Set exercise: Look for the string "Укртрансгаза" and copy every line that has it.
--- --- ---
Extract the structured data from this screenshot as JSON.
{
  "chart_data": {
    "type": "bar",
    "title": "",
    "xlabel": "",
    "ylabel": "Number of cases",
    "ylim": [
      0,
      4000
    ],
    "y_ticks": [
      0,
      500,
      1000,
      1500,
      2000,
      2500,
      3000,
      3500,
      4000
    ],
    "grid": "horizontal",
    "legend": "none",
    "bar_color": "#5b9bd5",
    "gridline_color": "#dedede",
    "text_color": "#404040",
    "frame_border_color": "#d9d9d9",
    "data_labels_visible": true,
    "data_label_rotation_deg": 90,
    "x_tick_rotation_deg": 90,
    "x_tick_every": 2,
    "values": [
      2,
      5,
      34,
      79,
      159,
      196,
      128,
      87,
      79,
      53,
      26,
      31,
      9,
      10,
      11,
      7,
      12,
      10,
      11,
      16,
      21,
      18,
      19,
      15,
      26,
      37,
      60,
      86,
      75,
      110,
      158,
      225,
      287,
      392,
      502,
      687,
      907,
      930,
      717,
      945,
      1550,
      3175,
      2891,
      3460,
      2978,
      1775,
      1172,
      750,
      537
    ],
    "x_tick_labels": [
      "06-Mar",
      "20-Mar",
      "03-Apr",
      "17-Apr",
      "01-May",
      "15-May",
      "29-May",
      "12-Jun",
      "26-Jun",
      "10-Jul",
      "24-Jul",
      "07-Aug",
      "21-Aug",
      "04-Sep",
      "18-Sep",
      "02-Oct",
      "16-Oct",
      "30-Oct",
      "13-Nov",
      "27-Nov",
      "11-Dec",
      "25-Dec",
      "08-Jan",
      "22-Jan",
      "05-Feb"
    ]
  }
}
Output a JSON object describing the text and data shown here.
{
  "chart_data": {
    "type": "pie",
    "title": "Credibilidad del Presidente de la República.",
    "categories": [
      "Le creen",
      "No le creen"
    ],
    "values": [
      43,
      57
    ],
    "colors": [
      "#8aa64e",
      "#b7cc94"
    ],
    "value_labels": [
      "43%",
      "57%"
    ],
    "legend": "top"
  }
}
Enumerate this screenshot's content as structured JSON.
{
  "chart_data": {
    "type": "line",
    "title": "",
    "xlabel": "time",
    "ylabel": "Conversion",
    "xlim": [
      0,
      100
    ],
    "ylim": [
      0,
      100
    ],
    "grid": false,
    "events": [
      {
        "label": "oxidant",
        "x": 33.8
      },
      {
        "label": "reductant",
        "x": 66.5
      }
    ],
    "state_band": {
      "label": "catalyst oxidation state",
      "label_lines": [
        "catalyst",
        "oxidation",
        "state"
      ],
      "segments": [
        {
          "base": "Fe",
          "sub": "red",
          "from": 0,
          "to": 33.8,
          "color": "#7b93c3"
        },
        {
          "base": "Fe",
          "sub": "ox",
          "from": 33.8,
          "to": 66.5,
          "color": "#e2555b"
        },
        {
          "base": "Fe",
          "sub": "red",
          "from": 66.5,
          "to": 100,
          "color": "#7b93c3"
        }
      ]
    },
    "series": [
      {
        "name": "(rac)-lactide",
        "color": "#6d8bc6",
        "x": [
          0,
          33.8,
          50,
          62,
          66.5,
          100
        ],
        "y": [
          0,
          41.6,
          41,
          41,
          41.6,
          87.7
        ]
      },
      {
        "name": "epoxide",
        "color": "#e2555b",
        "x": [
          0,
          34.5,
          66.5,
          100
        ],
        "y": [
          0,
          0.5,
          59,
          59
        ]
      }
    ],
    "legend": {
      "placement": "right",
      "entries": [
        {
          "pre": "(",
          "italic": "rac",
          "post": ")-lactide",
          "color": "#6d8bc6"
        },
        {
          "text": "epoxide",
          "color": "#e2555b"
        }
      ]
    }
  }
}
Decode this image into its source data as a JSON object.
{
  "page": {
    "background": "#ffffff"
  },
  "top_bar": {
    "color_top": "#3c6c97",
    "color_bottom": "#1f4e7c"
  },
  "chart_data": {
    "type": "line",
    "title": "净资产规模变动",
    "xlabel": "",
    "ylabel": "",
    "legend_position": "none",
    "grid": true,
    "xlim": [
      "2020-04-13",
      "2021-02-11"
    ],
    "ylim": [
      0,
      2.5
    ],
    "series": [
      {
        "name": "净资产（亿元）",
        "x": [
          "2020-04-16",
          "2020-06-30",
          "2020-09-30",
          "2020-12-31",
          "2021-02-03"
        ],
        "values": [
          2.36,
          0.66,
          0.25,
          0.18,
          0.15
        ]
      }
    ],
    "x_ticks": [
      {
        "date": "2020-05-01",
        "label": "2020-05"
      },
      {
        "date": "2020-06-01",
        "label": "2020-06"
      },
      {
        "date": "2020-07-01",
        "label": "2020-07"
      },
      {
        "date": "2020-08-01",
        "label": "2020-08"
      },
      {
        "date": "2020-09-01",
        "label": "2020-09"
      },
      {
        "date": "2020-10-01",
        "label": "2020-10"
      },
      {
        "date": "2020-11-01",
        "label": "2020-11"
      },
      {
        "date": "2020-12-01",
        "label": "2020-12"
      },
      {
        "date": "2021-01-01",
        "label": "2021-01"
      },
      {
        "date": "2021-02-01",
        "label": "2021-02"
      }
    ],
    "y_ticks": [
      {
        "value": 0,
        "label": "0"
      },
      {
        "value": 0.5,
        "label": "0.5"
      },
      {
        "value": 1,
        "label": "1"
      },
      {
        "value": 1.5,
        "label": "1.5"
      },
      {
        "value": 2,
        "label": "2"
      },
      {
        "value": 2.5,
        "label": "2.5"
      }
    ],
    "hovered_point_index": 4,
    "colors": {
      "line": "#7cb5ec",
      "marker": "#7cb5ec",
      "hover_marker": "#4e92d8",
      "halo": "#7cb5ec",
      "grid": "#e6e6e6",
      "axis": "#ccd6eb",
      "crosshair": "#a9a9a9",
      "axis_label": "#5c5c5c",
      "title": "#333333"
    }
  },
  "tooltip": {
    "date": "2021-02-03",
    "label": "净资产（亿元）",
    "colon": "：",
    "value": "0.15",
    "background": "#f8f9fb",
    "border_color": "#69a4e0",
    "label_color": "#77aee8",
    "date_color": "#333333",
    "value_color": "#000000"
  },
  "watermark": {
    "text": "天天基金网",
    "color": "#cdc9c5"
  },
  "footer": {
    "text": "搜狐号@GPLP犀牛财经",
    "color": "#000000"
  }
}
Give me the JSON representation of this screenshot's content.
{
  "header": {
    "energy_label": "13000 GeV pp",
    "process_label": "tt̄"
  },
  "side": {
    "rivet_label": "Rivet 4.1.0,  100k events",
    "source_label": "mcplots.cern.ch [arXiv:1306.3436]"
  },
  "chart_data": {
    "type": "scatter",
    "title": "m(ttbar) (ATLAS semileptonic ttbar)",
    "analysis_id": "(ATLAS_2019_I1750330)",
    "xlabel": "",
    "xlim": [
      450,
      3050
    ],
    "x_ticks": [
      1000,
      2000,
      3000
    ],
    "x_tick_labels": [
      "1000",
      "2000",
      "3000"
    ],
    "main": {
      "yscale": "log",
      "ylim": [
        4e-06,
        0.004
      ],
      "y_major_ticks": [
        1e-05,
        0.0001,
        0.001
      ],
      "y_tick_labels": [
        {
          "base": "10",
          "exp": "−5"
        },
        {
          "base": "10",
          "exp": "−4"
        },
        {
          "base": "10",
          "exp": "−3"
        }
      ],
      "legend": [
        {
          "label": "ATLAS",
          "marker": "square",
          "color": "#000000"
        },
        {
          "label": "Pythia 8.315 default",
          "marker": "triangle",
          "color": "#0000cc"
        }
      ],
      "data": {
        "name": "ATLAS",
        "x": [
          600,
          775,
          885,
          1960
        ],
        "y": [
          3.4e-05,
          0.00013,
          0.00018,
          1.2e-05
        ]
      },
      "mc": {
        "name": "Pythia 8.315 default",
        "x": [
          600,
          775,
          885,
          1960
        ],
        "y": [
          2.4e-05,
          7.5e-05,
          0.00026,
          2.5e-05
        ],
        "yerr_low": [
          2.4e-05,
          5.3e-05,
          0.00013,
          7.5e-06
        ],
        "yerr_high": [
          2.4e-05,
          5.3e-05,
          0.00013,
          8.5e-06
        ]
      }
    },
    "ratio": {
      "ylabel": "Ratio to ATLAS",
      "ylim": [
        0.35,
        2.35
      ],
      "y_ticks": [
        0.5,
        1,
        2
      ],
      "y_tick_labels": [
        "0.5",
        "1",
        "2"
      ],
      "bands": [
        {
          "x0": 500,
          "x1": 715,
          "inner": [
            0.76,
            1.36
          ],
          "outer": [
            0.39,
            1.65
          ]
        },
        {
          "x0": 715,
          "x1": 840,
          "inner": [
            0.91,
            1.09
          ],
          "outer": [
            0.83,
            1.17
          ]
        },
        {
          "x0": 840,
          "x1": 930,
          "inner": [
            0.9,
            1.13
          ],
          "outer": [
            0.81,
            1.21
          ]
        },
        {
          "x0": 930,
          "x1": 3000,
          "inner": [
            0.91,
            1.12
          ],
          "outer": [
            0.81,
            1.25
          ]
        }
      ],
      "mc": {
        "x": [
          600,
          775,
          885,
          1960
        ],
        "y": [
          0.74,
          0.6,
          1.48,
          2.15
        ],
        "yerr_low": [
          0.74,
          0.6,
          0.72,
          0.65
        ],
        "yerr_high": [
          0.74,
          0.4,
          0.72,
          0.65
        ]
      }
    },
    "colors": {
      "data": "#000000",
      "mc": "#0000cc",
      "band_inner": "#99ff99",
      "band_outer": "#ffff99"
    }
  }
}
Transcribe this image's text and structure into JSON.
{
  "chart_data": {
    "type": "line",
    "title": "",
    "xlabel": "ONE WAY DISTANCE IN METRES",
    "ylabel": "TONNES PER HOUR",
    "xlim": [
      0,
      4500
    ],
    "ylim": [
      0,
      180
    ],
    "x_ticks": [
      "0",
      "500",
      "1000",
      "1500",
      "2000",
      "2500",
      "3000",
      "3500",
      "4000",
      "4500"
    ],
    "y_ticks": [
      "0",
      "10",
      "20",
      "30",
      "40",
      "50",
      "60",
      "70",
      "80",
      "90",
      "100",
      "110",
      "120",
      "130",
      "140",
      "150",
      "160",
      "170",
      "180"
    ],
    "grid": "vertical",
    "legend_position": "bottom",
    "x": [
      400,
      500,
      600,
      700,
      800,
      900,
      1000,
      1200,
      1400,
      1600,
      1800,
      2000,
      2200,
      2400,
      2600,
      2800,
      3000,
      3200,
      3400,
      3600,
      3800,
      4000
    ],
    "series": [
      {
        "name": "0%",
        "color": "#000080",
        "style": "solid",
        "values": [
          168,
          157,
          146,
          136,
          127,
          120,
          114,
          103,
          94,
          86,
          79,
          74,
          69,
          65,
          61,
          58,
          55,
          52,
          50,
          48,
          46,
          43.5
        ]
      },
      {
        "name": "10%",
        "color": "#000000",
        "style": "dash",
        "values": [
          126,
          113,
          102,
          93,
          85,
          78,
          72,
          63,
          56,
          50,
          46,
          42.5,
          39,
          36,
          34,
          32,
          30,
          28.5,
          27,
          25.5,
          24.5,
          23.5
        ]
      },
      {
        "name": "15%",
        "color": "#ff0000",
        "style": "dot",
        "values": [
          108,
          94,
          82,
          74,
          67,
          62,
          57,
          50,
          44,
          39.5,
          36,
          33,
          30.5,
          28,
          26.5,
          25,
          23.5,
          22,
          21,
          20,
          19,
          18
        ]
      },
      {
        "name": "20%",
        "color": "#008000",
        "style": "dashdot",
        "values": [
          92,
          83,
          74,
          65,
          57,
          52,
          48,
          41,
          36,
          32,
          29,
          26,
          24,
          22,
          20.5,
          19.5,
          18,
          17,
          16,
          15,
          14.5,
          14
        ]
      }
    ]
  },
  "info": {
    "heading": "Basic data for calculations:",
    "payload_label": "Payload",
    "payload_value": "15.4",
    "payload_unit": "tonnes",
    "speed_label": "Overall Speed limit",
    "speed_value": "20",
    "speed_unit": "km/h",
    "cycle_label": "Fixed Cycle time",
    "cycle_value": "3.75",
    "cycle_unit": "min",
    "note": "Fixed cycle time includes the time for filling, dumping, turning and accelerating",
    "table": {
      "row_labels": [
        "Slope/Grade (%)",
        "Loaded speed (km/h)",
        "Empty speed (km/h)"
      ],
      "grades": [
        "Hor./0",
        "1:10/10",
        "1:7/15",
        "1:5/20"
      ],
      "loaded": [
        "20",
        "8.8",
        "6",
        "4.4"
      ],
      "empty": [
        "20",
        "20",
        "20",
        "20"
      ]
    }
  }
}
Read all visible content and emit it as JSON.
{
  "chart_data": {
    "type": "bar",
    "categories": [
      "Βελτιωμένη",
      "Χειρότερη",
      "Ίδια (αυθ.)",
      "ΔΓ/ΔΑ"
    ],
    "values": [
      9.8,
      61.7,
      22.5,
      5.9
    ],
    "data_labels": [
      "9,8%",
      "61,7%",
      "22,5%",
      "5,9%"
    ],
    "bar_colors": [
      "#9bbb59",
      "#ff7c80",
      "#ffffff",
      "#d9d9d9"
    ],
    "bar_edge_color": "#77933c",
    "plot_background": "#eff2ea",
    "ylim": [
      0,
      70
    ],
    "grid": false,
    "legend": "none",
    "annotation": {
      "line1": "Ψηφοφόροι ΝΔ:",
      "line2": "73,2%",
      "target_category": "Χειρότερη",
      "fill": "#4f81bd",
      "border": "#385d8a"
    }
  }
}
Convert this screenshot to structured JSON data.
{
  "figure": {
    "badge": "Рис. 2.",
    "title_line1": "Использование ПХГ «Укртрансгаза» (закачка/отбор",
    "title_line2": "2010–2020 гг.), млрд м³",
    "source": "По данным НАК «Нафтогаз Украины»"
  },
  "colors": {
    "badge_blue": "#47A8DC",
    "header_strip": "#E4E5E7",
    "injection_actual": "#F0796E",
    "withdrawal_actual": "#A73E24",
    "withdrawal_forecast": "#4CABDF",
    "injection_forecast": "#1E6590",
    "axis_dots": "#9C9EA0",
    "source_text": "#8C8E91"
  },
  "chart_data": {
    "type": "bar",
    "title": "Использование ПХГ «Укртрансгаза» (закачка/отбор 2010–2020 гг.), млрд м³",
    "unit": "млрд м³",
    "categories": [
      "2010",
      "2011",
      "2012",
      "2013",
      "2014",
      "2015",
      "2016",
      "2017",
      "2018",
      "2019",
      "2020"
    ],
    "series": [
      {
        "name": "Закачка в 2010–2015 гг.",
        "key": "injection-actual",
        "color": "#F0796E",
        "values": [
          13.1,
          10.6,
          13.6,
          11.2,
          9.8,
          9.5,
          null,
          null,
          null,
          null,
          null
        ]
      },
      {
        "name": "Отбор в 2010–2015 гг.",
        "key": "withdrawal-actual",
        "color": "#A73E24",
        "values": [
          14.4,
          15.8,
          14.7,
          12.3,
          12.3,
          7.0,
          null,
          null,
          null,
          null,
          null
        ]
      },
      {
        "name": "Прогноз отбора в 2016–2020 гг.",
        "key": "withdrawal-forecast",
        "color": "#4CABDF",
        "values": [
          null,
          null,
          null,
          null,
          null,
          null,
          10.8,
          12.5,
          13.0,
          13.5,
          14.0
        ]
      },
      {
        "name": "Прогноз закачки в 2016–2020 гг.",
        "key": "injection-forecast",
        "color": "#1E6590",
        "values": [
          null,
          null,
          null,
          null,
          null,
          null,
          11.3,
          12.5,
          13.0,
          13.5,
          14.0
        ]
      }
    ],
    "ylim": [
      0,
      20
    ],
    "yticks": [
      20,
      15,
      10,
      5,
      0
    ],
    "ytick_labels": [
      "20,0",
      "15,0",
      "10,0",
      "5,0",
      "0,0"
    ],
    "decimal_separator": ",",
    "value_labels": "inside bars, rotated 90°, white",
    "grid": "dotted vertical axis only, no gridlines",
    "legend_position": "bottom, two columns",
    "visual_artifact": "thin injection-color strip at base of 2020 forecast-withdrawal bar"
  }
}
--- --- ---
Response to this task:
    "title_line1": "Использование ПХГ «Укртрансгаза» (закачка/отбор",
    "title": "Использование ПХГ «Укртрансгаза» (закачка/отбор 2010–2020 гг.), млрд м³",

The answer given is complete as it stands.